■ **AVAILABLE DATA**
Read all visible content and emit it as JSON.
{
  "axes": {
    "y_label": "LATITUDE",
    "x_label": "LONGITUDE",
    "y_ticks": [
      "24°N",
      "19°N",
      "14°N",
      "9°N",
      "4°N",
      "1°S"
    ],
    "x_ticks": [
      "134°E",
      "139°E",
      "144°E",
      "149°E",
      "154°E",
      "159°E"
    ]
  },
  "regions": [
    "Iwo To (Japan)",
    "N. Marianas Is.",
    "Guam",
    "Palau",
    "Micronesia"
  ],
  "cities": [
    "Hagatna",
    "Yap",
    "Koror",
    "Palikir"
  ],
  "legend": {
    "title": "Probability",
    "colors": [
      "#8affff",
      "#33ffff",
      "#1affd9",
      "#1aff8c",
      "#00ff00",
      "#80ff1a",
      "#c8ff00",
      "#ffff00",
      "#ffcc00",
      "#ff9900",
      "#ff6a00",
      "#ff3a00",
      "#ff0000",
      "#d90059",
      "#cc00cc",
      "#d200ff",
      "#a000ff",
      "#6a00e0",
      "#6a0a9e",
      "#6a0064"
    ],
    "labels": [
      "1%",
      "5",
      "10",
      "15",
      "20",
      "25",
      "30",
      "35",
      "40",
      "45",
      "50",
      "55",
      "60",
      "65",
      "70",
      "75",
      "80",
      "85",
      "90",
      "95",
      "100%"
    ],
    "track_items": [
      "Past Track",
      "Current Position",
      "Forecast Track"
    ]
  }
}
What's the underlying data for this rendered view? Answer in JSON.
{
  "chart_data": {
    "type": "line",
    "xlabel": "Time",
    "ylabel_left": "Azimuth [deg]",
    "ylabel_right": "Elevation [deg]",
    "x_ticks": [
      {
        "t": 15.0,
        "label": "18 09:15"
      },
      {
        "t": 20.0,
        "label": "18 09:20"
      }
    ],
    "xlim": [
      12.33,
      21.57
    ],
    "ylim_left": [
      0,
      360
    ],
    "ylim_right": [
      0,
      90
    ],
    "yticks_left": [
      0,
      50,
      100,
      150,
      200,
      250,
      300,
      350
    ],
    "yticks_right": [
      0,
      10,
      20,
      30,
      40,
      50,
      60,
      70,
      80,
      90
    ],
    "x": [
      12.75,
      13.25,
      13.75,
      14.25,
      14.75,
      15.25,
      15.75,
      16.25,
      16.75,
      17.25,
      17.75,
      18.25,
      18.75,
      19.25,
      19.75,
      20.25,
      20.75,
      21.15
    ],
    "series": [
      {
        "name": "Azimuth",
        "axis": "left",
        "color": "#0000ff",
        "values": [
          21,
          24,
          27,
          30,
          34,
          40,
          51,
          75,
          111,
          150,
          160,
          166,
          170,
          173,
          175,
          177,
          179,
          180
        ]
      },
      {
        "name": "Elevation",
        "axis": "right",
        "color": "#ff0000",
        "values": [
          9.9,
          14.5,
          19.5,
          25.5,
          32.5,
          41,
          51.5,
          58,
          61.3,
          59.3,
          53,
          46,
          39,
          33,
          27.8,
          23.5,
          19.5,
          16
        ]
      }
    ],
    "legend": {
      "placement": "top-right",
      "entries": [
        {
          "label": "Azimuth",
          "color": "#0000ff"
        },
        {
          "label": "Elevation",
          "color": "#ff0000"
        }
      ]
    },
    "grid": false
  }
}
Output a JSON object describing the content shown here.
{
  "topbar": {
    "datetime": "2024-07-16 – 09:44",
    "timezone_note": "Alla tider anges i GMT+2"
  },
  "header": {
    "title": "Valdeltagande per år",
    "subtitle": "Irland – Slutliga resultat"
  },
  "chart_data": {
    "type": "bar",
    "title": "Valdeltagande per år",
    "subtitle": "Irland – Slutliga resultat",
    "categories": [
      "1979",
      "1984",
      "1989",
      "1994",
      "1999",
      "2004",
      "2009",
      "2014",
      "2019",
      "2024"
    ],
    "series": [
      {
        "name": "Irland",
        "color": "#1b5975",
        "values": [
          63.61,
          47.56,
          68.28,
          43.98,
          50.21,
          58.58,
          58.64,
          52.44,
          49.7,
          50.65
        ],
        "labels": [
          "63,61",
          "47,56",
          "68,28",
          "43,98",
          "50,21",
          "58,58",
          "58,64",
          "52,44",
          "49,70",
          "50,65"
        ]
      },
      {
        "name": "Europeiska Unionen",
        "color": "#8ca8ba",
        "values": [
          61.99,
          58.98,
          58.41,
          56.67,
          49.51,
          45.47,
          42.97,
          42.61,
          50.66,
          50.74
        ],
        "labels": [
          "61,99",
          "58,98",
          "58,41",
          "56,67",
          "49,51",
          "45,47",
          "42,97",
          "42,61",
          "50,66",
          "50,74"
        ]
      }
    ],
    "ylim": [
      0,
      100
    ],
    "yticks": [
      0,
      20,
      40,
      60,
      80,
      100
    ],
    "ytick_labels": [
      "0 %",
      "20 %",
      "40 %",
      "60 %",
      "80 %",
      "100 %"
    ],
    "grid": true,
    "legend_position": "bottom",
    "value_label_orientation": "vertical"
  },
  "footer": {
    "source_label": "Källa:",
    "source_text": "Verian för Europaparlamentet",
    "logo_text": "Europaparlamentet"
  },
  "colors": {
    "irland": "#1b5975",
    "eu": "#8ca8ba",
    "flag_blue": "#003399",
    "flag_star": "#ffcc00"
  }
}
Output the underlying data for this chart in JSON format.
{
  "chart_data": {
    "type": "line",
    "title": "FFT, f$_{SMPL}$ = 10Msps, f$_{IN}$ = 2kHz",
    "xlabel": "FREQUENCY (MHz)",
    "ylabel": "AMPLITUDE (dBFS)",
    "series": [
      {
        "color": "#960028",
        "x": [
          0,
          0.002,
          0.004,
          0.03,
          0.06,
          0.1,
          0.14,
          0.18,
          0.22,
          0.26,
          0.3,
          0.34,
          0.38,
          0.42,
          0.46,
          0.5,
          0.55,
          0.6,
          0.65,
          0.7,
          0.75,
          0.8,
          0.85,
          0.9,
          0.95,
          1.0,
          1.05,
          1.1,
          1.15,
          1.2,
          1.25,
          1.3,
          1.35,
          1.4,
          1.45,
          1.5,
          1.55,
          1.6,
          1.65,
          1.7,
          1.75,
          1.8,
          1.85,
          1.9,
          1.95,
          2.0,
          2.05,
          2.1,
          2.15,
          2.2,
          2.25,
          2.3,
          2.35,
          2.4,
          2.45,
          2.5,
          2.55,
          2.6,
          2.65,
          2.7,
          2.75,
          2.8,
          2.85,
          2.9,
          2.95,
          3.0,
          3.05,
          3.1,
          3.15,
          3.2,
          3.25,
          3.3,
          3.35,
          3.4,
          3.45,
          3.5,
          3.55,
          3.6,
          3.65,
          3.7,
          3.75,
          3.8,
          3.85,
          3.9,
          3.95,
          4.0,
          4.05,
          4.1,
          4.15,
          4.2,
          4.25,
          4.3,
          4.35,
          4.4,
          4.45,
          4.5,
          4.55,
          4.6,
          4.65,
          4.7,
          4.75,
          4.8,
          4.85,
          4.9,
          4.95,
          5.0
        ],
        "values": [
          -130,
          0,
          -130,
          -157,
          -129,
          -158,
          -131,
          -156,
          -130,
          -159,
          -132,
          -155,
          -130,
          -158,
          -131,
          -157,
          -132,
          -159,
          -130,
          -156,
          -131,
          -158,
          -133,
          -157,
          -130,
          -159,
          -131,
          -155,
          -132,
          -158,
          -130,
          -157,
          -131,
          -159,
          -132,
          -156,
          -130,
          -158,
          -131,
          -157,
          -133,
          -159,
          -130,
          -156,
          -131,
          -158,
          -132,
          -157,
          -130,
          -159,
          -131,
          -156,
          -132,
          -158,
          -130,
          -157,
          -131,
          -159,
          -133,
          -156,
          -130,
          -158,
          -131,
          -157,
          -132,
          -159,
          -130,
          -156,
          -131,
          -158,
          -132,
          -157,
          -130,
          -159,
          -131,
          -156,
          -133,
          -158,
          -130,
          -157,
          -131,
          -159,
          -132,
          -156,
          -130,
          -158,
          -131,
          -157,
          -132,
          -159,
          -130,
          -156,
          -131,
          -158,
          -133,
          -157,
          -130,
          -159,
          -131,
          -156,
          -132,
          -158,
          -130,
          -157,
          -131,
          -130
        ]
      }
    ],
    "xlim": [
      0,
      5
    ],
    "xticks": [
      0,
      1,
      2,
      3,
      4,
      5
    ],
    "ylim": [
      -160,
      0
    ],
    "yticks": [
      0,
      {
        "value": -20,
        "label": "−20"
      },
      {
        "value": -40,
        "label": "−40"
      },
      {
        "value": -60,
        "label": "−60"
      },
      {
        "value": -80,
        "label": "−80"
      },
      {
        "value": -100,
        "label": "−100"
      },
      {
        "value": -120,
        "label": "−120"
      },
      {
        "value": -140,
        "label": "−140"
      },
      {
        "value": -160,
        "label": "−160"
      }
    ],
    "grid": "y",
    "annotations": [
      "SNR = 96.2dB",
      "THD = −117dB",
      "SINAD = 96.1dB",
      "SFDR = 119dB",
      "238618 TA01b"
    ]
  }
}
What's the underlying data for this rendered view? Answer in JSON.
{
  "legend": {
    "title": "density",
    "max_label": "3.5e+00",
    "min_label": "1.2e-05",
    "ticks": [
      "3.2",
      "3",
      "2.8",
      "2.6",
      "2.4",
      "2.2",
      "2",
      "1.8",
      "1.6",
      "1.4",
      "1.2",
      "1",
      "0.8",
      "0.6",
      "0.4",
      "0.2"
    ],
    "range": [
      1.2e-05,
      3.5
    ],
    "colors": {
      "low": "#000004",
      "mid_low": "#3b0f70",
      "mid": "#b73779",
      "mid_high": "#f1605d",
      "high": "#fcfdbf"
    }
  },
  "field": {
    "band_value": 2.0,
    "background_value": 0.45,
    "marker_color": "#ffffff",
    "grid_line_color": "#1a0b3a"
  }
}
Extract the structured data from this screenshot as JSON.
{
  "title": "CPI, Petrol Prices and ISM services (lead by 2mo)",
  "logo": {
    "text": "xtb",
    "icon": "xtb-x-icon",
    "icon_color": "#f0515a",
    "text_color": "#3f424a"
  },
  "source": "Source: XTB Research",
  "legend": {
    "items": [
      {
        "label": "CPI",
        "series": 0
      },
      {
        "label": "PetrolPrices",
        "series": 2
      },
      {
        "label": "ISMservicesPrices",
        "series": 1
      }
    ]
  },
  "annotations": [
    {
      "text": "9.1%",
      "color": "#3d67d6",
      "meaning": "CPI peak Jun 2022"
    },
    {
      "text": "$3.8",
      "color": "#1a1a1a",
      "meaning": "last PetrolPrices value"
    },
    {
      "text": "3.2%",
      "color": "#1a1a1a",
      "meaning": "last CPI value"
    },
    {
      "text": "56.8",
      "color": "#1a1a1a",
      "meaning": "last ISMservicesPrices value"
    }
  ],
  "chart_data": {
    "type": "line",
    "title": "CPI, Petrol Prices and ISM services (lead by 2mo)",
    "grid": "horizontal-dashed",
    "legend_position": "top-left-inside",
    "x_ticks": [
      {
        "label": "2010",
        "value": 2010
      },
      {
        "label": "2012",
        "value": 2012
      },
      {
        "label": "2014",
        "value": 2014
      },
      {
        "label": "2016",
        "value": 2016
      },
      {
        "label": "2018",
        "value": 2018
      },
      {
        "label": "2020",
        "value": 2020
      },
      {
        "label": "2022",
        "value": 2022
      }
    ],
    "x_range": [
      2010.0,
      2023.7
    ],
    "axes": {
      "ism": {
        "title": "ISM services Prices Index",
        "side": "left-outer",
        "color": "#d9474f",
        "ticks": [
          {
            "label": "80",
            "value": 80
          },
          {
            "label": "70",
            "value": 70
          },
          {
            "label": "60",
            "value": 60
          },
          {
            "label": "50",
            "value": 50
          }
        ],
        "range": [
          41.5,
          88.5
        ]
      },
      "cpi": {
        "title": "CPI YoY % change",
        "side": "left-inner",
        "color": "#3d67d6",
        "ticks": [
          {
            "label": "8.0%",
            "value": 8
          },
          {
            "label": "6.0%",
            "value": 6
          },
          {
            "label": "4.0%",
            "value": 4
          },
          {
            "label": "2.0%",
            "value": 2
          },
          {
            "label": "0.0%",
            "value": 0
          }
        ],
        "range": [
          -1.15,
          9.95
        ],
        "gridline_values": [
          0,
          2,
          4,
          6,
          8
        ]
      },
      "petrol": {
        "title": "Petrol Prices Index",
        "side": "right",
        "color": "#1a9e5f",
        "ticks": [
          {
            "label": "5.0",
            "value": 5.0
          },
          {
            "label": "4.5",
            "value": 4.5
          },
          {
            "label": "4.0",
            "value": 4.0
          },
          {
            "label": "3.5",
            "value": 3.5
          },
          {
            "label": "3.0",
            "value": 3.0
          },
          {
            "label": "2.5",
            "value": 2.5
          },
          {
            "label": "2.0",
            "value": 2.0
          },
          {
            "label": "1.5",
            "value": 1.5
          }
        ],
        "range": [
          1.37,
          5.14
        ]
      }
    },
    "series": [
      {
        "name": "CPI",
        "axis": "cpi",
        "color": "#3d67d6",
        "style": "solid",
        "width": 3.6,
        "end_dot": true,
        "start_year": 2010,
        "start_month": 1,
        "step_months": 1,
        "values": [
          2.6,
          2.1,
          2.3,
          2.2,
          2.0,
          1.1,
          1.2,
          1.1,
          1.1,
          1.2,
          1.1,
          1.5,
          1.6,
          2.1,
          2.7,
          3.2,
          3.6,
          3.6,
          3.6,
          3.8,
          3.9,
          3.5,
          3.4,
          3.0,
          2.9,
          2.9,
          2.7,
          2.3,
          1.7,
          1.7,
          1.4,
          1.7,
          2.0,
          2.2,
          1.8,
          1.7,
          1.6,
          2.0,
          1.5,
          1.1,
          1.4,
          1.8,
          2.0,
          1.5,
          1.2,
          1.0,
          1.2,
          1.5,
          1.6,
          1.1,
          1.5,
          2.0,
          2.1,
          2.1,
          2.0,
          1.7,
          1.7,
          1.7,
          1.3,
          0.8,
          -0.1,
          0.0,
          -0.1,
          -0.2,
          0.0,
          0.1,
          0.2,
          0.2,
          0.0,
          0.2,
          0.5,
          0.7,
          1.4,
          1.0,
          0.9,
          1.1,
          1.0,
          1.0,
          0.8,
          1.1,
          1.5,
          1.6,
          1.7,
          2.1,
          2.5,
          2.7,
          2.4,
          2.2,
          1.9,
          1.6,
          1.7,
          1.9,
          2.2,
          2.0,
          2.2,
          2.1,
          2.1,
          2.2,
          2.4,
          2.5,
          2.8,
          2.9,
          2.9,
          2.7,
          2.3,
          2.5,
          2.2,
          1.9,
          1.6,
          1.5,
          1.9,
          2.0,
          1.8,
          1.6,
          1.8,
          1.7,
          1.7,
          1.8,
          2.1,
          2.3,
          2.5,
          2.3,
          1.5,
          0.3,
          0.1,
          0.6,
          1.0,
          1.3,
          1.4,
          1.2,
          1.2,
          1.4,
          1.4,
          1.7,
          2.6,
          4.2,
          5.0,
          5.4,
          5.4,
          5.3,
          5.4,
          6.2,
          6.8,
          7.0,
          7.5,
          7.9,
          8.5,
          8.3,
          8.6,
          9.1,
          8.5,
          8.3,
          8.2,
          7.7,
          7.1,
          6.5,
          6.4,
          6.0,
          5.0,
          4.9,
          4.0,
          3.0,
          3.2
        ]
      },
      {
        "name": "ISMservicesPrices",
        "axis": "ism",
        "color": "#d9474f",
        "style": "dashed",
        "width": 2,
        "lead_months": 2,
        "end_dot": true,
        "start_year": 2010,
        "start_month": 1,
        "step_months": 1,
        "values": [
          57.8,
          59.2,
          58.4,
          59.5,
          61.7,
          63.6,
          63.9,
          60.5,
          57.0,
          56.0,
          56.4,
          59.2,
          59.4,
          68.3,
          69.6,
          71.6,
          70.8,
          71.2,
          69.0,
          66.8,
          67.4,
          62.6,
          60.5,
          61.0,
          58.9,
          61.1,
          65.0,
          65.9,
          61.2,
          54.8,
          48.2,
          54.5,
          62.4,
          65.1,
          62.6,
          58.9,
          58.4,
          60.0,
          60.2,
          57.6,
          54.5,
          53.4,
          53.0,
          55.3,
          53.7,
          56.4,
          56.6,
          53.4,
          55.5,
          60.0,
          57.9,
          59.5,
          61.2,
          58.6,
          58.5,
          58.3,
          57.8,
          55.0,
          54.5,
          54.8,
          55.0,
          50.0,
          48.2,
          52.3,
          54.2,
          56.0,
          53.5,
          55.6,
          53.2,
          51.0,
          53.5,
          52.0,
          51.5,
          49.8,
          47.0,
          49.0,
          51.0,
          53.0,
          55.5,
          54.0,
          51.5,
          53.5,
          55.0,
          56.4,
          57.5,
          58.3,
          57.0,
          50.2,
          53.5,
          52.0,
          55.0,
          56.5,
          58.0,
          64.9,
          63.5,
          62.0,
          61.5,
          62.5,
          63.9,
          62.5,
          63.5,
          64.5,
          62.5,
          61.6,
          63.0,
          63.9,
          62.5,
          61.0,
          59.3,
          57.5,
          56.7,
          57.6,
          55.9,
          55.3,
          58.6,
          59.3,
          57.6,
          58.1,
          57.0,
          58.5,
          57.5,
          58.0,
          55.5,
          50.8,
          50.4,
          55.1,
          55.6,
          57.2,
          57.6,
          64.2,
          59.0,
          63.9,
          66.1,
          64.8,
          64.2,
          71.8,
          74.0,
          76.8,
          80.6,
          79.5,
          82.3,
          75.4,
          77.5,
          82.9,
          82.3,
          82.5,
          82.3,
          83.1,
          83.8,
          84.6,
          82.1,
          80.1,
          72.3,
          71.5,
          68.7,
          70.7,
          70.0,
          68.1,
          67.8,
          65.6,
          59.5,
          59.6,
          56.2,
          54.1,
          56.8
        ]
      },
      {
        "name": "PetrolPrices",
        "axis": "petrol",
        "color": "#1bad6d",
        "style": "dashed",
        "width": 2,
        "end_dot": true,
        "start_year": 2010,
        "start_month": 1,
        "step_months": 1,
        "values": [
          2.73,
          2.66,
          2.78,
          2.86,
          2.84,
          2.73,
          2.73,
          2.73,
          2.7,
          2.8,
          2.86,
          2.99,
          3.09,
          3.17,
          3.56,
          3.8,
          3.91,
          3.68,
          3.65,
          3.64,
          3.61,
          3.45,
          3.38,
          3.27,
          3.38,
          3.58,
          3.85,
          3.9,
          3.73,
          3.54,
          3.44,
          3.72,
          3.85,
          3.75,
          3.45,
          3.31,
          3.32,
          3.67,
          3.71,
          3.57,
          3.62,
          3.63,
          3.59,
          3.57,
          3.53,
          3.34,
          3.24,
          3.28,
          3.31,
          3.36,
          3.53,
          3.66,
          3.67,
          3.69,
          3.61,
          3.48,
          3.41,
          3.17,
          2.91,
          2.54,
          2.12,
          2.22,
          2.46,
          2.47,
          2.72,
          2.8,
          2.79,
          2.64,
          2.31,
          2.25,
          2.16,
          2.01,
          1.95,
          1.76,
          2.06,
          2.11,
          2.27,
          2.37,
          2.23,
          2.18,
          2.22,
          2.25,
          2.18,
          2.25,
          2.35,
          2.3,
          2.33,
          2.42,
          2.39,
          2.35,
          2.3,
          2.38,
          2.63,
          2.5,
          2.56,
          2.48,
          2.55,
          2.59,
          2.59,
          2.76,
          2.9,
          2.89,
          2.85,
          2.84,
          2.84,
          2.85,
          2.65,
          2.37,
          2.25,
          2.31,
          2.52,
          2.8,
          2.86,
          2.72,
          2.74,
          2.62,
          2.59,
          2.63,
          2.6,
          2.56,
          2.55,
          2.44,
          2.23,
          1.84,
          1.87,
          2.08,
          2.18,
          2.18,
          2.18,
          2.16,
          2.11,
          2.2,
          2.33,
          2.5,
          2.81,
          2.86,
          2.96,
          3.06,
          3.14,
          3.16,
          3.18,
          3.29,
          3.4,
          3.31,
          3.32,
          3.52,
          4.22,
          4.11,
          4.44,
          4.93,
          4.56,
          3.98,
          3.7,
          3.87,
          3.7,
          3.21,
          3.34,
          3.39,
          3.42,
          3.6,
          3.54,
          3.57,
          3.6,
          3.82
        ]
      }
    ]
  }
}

■ **INSTRUCTION**
Identify each line in the records above that contains the word "this", and copy it out in full.

■ **CORRECT ANSWER**
What's the underlying data for this rendered view? Answer in JSON.
Output the underlying data for this chart in JSON format.
What's the underlying data for this rendered view? Answer in JSON.
Extract the structured data from this screenshot as JSON.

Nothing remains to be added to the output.